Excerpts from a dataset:
--- START ---

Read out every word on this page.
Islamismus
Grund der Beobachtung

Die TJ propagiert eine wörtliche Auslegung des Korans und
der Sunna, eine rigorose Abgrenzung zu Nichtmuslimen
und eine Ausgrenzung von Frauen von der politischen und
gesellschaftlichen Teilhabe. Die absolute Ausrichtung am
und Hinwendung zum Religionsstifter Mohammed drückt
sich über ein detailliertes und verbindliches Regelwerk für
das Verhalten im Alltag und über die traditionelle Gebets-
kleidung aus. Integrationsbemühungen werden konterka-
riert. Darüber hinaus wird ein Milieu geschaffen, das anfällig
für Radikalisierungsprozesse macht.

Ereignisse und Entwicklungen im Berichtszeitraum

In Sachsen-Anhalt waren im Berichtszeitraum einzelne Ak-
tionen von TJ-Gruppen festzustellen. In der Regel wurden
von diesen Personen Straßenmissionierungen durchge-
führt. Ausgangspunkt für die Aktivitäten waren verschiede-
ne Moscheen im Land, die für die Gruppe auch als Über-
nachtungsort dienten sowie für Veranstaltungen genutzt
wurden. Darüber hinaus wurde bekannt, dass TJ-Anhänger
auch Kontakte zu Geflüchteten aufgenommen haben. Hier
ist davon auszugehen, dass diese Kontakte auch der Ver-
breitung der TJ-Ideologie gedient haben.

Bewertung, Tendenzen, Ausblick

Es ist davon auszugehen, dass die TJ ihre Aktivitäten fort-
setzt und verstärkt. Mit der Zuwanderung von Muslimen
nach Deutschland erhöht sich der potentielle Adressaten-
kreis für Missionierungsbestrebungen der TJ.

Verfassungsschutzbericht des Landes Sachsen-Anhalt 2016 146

--- END ---

[Task requirements]: Copy the entries exactly, leaving no line out.

[Your response]:
Read out every word on this page.
Islamismus
Grund der Beobachtung

Die TJ propagiert eine wörtliche Auslegung des Korans und
der Sunna, eine rigorose Abgrenzung zu Nichtmuslimen
und eine Ausgrenzung von Frauen von der politischen und
gesellschaftlichen Teilhabe. Die absolute Ausrichtung am
und Hinwendung zum Religionsstifter Mohammed drückt
sich über ein detailliertes und verbindliches Regelwerk für
das Verhalten im Alltag und über die traditionelle Gebets-
kleidung aus. Integrationsbemühungen werden konterka-
riert. Darüber hinaus wird ein Milieu geschaffen, das anfällig
für Radikalisierungsprozesse macht.

Ereignisse und Entwicklungen im Berichtszeitraum

In Sachsen-Anhalt waren im Berichtszeitraum einzelne Ak-
tionen von TJ-Gruppen festzustellen. In der Regel wurden
von diesen Personen Straßenmissionierungen durchge-
führt. Ausgangspunkt für die Aktivitäten waren verschiede-
ne Moscheen im Land, die für die Gruppe auch als Über-
nachtungsort dienten sowie für Veranstaltungen genutzt
wurden. Darüber hinaus wurde bekannt, dass TJ-Anhänger
auch Kontakte zu Geflüchteten aufgenommen haben. Hier
ist davon auszugehen, dass diese Kontakte auch der Ver-
breitung der TJ-Ideologie gedient haben.

Bewertung, Tendenzen, Ausblick

Es ist davon auszugehen, dass die TJ ihre Aktivitäten fort-
setzt und verstärkt. Mit der Zuwanderung von Muslimen
nach Deutschland erhöht sich der potentielle Adressaten-
kreis für Missionierungsbestrebungen der TJ.

Verfassungsschutzbericht des Landes Sachsen-Anhalt 2016 146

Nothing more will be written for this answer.